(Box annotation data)
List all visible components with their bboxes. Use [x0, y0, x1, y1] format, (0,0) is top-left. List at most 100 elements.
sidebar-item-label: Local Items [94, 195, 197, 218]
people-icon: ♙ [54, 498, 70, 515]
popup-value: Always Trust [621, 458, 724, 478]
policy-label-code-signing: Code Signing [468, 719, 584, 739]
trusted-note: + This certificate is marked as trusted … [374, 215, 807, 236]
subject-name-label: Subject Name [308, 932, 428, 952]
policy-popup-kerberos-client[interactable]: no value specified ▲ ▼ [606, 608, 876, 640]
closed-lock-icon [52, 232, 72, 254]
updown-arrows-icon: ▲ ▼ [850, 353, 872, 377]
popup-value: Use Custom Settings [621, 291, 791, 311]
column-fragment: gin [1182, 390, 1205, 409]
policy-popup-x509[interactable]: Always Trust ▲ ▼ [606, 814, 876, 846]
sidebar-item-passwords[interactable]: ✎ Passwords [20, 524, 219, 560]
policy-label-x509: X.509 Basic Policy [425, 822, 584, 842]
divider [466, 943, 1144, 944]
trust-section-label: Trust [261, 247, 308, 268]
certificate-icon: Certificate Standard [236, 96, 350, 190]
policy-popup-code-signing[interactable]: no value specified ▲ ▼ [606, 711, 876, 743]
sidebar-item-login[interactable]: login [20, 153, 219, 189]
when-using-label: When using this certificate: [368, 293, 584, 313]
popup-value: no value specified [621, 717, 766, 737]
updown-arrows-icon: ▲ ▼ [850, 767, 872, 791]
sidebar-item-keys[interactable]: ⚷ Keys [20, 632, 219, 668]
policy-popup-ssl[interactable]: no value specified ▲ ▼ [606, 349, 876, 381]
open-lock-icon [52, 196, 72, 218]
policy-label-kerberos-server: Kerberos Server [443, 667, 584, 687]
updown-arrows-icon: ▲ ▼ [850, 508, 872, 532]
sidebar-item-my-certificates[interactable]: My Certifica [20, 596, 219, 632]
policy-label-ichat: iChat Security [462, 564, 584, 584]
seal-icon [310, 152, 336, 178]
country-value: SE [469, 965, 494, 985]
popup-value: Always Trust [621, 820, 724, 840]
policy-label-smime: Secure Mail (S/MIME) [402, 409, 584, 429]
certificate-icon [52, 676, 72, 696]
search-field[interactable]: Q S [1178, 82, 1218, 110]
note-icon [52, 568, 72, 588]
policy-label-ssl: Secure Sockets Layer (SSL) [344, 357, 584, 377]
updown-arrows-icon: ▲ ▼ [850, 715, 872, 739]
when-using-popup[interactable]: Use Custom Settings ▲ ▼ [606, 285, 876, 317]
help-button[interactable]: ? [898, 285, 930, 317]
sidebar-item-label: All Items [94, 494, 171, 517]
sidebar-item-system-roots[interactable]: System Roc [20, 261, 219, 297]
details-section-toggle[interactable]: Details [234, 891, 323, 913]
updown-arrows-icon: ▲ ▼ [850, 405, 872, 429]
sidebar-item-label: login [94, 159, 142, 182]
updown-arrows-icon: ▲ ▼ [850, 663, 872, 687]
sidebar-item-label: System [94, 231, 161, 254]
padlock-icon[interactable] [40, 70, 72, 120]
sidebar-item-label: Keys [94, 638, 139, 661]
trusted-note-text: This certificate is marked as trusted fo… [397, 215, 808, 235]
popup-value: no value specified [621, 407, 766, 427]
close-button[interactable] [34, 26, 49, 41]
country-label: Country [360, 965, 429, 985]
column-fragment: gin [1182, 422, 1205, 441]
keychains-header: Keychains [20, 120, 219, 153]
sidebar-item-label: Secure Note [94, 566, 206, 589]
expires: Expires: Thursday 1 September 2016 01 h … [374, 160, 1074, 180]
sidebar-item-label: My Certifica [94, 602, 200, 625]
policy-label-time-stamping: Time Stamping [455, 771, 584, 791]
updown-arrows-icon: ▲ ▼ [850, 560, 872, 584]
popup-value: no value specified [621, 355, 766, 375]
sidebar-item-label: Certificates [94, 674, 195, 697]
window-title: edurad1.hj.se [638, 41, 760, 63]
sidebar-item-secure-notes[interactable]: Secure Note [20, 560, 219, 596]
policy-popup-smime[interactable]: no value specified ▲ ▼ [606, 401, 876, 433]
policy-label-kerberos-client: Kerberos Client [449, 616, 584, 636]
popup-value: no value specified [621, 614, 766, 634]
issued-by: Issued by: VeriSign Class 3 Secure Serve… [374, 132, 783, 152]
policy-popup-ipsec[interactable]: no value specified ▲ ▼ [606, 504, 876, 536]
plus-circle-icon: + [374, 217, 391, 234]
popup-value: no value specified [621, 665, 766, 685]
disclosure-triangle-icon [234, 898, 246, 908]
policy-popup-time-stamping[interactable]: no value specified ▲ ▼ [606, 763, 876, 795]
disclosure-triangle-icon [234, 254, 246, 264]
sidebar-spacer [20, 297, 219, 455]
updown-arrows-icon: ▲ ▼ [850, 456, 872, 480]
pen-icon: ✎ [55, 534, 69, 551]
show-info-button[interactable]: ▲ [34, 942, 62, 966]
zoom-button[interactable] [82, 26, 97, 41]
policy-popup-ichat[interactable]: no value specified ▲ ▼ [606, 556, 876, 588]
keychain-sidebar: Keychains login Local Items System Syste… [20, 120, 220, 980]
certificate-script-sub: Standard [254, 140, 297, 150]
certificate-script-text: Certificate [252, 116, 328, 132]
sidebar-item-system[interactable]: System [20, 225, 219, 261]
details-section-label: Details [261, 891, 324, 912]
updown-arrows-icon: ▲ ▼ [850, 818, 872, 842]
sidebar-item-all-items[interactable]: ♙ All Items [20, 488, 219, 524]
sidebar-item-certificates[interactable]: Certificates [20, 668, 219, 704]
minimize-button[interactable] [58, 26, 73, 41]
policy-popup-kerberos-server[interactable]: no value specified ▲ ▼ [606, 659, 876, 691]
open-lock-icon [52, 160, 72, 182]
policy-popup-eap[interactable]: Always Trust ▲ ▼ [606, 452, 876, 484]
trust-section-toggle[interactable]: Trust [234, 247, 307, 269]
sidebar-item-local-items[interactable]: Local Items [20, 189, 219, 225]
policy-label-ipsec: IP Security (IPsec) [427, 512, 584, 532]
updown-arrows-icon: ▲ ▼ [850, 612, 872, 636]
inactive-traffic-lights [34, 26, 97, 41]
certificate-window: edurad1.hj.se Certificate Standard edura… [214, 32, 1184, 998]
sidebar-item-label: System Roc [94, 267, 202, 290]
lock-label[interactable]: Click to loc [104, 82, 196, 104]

* **EXERCISE INSTRUCTIONS**: Identify every line in the listing that contains the string "time" in any capitalization, and copy each of those lines in full.

* **TASK ANSWER**:
policy-label-time-stamping: Time Stamping [455, 771, 584, 791]
policy-popup-time-stamping[interactable]: no value specified ▲ ▼ [606, 763, 876, 795]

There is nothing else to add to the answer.